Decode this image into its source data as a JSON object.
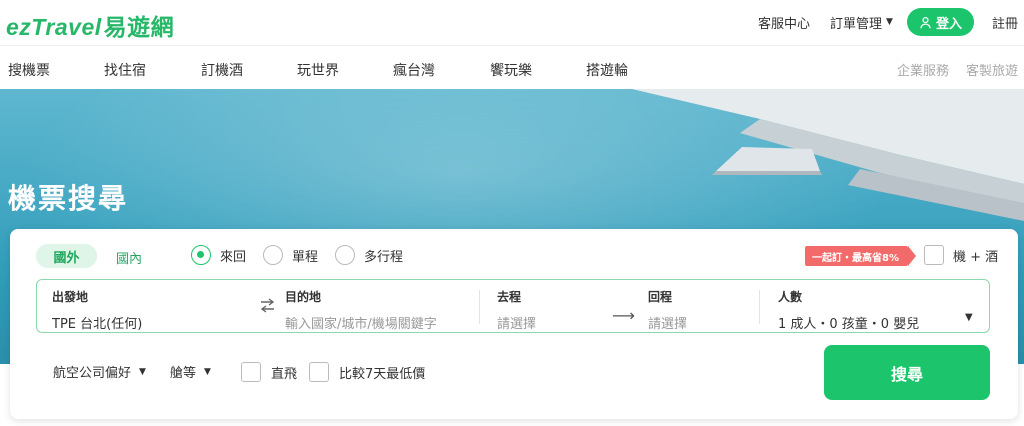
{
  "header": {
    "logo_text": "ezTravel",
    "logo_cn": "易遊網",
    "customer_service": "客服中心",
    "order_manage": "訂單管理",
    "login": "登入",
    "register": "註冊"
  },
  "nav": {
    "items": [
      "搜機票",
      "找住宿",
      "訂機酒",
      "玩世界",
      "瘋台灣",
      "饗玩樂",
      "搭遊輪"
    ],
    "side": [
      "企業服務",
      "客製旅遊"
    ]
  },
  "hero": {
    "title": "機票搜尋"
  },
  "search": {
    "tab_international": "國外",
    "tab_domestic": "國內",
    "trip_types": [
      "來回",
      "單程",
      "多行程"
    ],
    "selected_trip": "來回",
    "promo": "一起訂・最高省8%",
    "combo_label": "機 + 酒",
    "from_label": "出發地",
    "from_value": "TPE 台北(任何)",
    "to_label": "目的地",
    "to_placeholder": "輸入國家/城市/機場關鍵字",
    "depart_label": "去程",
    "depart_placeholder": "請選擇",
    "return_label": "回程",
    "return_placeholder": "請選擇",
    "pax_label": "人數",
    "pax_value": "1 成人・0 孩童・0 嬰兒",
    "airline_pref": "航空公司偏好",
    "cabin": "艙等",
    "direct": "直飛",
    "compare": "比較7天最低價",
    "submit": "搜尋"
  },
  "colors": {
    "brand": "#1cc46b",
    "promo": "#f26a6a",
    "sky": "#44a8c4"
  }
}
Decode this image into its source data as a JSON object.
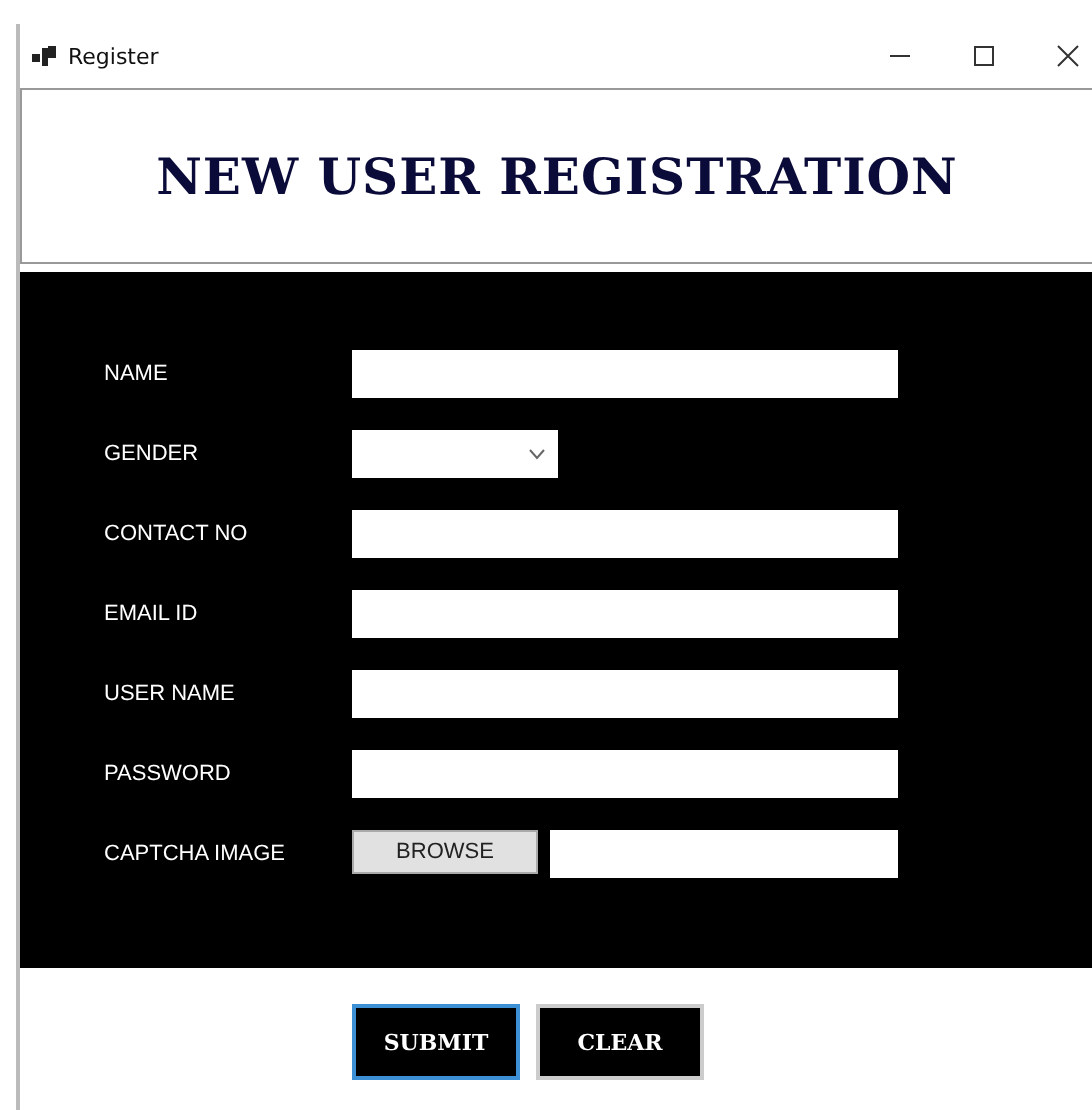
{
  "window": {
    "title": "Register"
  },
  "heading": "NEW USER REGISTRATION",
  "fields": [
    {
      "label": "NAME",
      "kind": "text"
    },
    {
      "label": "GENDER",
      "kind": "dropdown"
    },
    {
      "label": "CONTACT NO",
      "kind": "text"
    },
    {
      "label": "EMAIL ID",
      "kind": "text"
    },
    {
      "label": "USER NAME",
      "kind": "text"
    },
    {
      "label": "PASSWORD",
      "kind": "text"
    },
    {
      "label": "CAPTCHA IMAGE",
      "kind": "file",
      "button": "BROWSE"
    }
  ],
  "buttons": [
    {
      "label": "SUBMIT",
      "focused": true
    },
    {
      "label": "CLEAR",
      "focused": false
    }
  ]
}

==

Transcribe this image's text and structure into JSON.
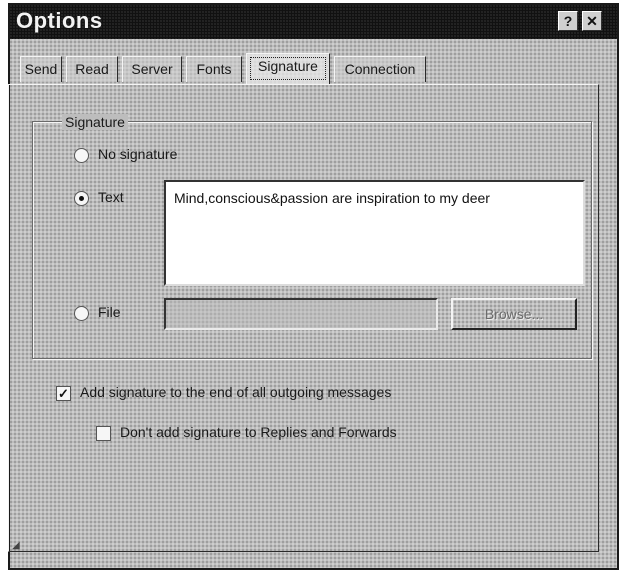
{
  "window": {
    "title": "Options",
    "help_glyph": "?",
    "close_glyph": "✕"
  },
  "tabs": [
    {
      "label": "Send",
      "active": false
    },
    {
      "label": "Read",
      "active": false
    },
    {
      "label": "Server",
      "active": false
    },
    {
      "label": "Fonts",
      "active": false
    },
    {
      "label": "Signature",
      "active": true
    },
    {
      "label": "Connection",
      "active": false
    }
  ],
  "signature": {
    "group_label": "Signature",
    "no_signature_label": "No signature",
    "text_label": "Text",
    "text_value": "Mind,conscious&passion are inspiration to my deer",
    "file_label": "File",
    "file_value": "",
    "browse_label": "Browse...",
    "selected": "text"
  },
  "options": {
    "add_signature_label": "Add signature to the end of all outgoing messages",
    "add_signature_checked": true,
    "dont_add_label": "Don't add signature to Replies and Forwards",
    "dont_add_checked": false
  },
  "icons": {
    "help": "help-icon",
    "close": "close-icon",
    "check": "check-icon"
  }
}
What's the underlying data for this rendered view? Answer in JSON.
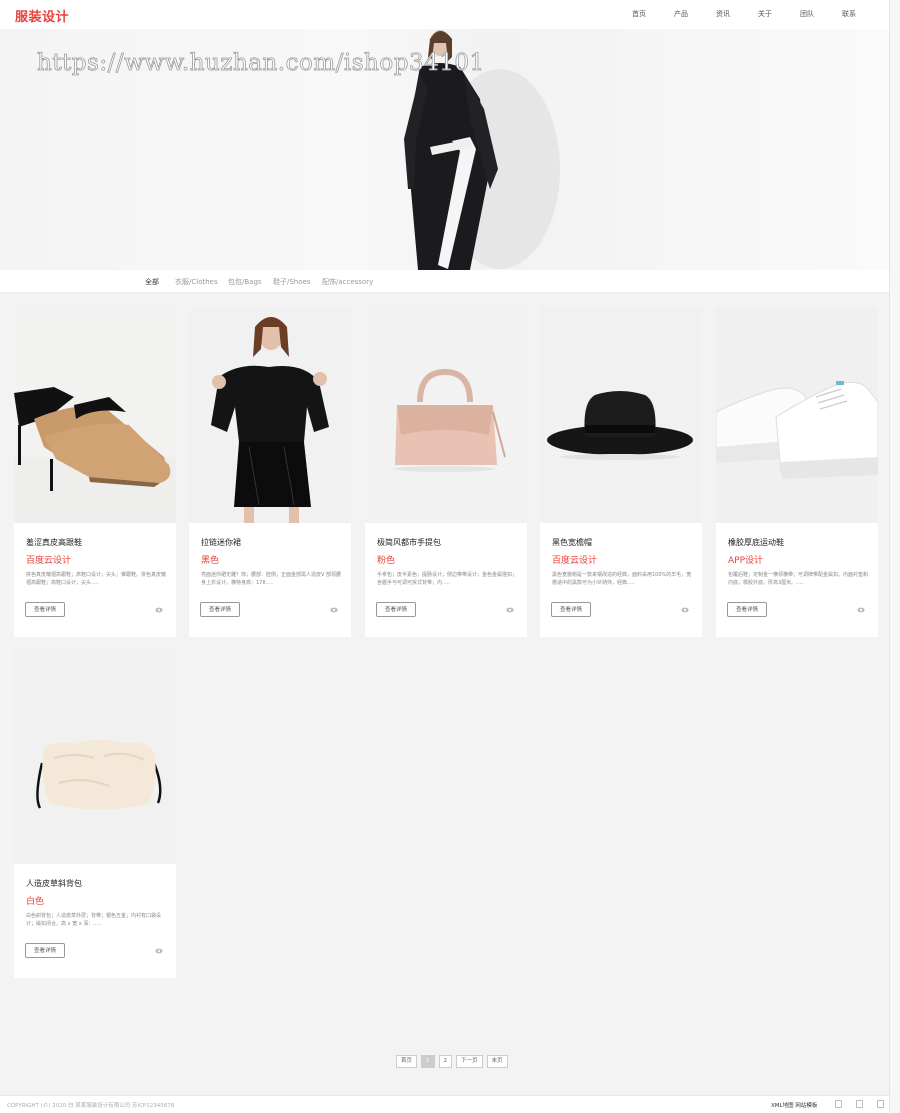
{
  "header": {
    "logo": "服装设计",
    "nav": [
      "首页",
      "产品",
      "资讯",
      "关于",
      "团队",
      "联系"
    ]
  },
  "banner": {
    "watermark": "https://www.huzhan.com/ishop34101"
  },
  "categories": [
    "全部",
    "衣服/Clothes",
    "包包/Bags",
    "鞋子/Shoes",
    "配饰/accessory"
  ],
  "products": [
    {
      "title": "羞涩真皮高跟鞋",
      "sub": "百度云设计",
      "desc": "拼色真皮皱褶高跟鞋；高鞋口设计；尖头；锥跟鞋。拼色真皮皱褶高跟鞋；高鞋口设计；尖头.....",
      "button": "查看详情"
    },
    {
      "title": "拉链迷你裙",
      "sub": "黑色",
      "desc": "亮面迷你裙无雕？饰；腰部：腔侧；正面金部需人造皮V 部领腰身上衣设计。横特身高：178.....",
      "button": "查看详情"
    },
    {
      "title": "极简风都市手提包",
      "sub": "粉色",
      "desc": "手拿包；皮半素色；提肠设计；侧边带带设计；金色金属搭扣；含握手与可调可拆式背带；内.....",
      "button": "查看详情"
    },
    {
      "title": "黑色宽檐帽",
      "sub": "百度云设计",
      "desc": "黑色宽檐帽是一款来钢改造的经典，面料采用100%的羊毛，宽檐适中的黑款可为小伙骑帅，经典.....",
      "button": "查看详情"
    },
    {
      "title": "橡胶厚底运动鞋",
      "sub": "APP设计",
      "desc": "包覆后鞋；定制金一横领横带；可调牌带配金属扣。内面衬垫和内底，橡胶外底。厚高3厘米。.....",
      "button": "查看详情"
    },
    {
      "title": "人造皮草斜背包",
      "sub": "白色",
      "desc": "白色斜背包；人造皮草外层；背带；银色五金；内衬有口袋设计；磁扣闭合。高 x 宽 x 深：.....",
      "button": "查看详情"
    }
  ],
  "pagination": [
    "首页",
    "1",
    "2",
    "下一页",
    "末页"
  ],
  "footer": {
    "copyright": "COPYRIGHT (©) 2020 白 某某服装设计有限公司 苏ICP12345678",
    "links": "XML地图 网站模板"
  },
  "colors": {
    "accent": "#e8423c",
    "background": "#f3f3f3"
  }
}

--

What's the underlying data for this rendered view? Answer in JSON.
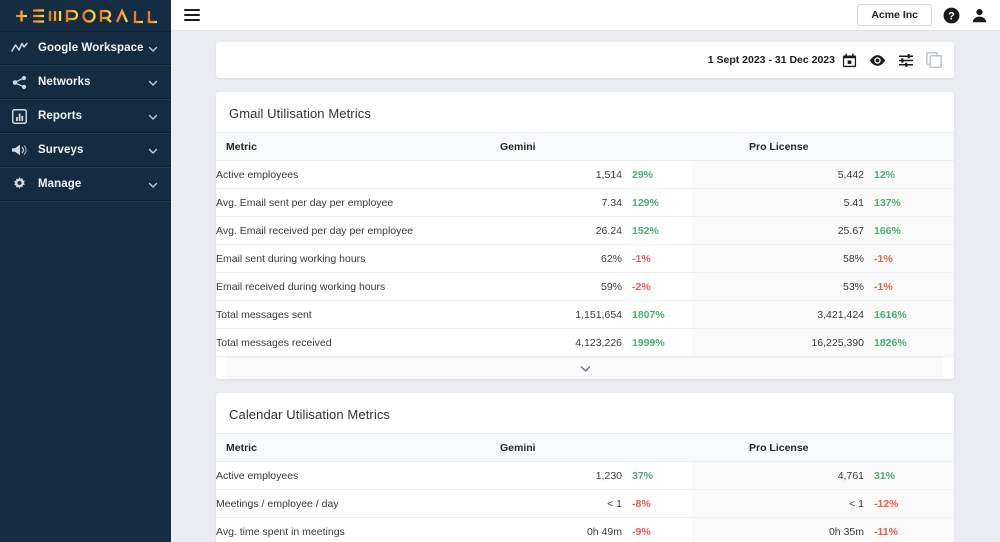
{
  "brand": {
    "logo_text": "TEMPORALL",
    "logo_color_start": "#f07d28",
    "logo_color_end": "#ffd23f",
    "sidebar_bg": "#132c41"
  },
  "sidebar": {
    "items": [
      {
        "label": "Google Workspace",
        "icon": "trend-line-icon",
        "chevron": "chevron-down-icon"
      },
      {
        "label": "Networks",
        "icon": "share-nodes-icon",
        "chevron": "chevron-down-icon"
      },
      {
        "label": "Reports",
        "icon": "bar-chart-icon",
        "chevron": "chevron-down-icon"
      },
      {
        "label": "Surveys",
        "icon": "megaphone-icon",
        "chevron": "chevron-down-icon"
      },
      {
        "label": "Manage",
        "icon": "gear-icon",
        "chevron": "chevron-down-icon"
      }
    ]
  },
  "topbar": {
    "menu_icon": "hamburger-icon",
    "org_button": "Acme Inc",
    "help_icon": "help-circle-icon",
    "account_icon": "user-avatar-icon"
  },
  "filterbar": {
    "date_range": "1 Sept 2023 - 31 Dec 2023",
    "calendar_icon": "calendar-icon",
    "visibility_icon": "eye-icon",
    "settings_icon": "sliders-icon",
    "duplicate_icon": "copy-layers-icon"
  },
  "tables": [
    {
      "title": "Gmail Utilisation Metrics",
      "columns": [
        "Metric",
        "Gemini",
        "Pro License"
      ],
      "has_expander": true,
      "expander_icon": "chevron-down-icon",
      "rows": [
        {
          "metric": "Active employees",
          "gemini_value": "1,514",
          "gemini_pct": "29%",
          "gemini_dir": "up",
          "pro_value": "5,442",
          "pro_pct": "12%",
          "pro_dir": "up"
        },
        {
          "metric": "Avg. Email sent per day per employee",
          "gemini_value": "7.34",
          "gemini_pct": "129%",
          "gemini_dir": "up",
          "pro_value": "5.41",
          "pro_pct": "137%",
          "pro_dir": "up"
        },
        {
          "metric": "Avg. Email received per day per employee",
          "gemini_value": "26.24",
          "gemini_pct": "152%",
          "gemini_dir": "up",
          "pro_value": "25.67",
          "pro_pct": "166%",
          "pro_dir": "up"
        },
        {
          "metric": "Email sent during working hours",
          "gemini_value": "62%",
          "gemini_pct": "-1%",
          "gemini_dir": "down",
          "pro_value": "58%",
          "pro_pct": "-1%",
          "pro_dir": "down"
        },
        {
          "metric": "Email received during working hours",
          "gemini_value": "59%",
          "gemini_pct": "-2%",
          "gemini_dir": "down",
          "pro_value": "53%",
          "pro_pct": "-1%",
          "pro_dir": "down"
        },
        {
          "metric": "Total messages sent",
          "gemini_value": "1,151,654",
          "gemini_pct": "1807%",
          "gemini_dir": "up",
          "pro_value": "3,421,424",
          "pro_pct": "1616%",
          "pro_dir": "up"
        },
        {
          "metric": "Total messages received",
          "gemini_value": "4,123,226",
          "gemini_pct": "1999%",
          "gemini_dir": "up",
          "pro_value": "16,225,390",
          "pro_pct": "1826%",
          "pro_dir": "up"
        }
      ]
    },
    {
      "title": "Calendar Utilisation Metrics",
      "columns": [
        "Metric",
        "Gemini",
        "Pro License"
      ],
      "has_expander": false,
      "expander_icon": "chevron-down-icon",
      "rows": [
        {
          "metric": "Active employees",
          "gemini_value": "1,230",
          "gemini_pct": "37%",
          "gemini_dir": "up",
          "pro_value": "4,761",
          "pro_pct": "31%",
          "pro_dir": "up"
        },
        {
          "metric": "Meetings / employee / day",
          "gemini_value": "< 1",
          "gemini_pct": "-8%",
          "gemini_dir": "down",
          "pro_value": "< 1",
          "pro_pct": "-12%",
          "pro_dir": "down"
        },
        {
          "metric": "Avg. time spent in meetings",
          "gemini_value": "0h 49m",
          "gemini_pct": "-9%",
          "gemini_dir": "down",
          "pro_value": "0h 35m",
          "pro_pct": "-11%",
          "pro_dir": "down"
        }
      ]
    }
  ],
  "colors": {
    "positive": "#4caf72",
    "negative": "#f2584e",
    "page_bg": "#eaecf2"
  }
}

- PROBLEM DETAILS -
In the material above, find the lines that contain "title" and show them.

- RESPONSE FOR THIS EXERCISE -
    "title": "機票搜尋"
    "title": "Register"
    "title": "Options",
      "title": "羞涩真皮高跟鞋",
      "title": "拉链迷你裙",
      "title": "极简风都市手提包",
      "title": "黑色宽檐帽",
      "title": "橡胶厚底运动鞋",
      "title": "人造皮草斜背包",
      "title": "Gmail Utilisation Metrics",
      "title": "Calendar Utilisation Metrics",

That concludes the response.